BEGIN LISTED RECORDS

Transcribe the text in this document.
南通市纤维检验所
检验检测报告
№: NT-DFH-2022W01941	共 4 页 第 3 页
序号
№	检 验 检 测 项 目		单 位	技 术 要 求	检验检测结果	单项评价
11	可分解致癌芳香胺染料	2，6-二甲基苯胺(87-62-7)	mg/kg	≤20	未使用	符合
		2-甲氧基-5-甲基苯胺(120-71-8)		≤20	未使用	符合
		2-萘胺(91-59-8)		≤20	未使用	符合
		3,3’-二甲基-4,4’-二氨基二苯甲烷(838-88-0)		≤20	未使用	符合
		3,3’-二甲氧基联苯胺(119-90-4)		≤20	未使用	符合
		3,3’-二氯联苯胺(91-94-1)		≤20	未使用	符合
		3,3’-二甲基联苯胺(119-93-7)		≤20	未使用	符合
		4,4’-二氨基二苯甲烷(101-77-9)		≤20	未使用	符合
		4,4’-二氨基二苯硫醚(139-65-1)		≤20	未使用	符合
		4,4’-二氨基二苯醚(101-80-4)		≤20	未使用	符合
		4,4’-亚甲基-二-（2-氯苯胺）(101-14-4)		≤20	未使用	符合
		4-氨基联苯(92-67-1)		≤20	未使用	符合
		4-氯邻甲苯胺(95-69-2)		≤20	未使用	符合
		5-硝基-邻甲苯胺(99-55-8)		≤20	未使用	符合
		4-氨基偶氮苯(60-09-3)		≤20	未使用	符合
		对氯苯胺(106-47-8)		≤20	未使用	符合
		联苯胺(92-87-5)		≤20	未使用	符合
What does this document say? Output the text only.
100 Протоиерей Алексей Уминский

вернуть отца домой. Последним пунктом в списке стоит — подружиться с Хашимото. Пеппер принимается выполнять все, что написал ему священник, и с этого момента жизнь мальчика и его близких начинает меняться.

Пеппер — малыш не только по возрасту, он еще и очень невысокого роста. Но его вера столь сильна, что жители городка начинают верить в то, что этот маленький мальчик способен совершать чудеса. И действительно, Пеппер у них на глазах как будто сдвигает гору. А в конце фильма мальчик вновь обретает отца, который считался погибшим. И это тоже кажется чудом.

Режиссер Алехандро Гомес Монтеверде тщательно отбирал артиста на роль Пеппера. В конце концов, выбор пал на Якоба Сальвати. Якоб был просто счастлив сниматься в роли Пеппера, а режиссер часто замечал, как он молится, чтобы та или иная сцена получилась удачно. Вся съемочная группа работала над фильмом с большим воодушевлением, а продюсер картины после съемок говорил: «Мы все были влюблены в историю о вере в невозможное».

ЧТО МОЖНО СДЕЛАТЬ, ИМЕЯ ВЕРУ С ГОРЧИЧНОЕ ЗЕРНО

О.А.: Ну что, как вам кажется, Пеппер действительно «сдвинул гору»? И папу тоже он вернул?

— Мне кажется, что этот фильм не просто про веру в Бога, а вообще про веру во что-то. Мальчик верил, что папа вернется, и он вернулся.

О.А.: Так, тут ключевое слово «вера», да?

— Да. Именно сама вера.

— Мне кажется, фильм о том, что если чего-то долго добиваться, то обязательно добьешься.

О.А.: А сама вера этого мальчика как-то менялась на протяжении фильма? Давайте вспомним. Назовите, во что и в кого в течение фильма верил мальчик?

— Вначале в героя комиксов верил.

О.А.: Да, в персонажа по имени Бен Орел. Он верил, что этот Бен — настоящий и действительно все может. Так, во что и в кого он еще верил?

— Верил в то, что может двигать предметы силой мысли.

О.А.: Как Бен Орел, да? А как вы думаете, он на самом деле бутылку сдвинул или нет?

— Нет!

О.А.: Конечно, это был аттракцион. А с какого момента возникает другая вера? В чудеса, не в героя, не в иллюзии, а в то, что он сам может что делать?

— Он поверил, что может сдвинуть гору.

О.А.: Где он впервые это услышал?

END LISTED RECORDS

▶ **STATED PROBLEM**
Retype the material in full. Each word must match.

▶ **EXERCISE SOLUTION**
Transcribe the text in this document.
南通市纤维检验所
检验检测报告
№: NT-DFH-2022W01941	共 4 页 第 3 页
序号
№	检 验 检 测 项 目		单 位	技 术 要 求	检验检测结果	单项评价
11	可分解致癌芳香胺染料	2，6-二甲基苯胺(87-62-7)	mg/kg	≤20	未使用	符合
		2-甲氧基-5-甲基苯胺(120-71-8)		≤20	未使用	符合
		2-萘胺(91-59-8)		≤20	未使用	符合
		3,3’-二甲基-4,4’-二氨基二苯甲烷(838-88-0)		≤20	未使用	符合
		3,3’-二甲氧基联苯胺(119-90-4)		≤20	未使用	符合
		3,3’-二氯联苯胺(91-94-1)		≤20	未使用	符合
		3,3’-二甲基联苯胺(119-93-7)		≤20	未使用	符合
		4,4’-二氨基二苯甲烷(101-77-9)		≤20	未使用	符合
		4,4’-二氨基二苯硫醚(139-65-1)		≤20	未使用	符合
		4,4’-二氨基二苯醚(101-80-4)		≤20	未使用	符合
		4,4’-亚甲基-二-（2-氯苯胺）(101-14-4)		≤20	未使用	符合
		4-氨基联苯(92-67-1)		≤20	未使用	符合
		4-氯邻甲苯胺(95-69-2)		≤20	未使用	符合
		5-硝基-邻甲苯胺(99-55-8)		≤20	未使用	符合
		4-氨基偶氮苯(60-09-3)		≤20	未使用	符合
		对氯苯胺(106-47-8)		≤20	未使用	符合
		联苯胺(92-87-5)		≤20	未使用	符合
What does this document say? Output the text only.
100 Протоиерей Алексей Уминский

вернуть отца домой. Последним пунктом в списке стоит — подружиться с Хашимото. Пеппер принимается выполнять все, что написал ему священник, и с этого момента жизнь мальчика и его близких начинает меняться.

Пеппер — малыш не только по возрасту, он еще и очень невысокого роста. Но его вера столь сильна, что жители городка начинают верить в то, что этот маленький мальчик способен совершать чудеса. И действительно, Пеппер у них на глазах как будто сдвигает гору. А в конце фильма мальчик вновь обретает отца, который считался погибшим. И это тоже кажется чудом.

Режиссер Алехандро Гомес Монтеверде тщательно отбирал артиста на роль Пеппера. В конце концов, выбор пал на Якоба Сальвати. Якоб был просто счастлив сниматься в роли Пеппера, а режиссер часто замечал, как он молится, чтобы та или иная сцена получилась удачно. Вся съемочная группа работала над фильмом с большим воодушевлением, а продюсер картины после съемок говорил: «Мы все были влюблены в историю о вере в невозможное».

ЧТО МОЖНО СДЕЛАТЬ, ИМЕЯ ВЕРУ С ГОРЧИЧНОЕ ЗЕРНО

О.А.: Ну что, как вам кажется, Пеппер действительно «сдвинул гору»? И папу тоже он вернул?

— Мне кажется, что этот фильм не просто про веру в Бога, а вообще про веру во что-то. Мальчик верил, что папа вернется, и он вернулся.

О.А.: Так, тут ключевое слово «вера», да?

— Да. Именно сама вера.

— Мне кажется, фильм о том, что если чего-то долго добиваться, то обязательно добьешься.

О.А.: А сама вера этого мальчика как-то менялась на протяжении фильма? Давайте вспомним. Назовите, во что и в кого в течение фильма верил мальчик?

— Вначале в героя комиксов верил.

О.А.: Да, в персонажа по имени Бен Орел. Он верил, что этот Бен — настоящий и действительно все может. Так, во что и в кого он еще верил?

— Верил в то, что может двигать предметы силой мысли.

О.А.: Как Бен Орел, да? А как вы думаете, он на самом деле бутылку сдвинул или нет?

— Нет!

О.А.: Конечно, это был аттракцион. А с какого момента возникает другая вера? В чудеса, не в героя, не в иллюзии, а в то, что он сам может что делать?

— Он поверил, что может сдвинуть гору.

О.А.: Где он впервые это услышал?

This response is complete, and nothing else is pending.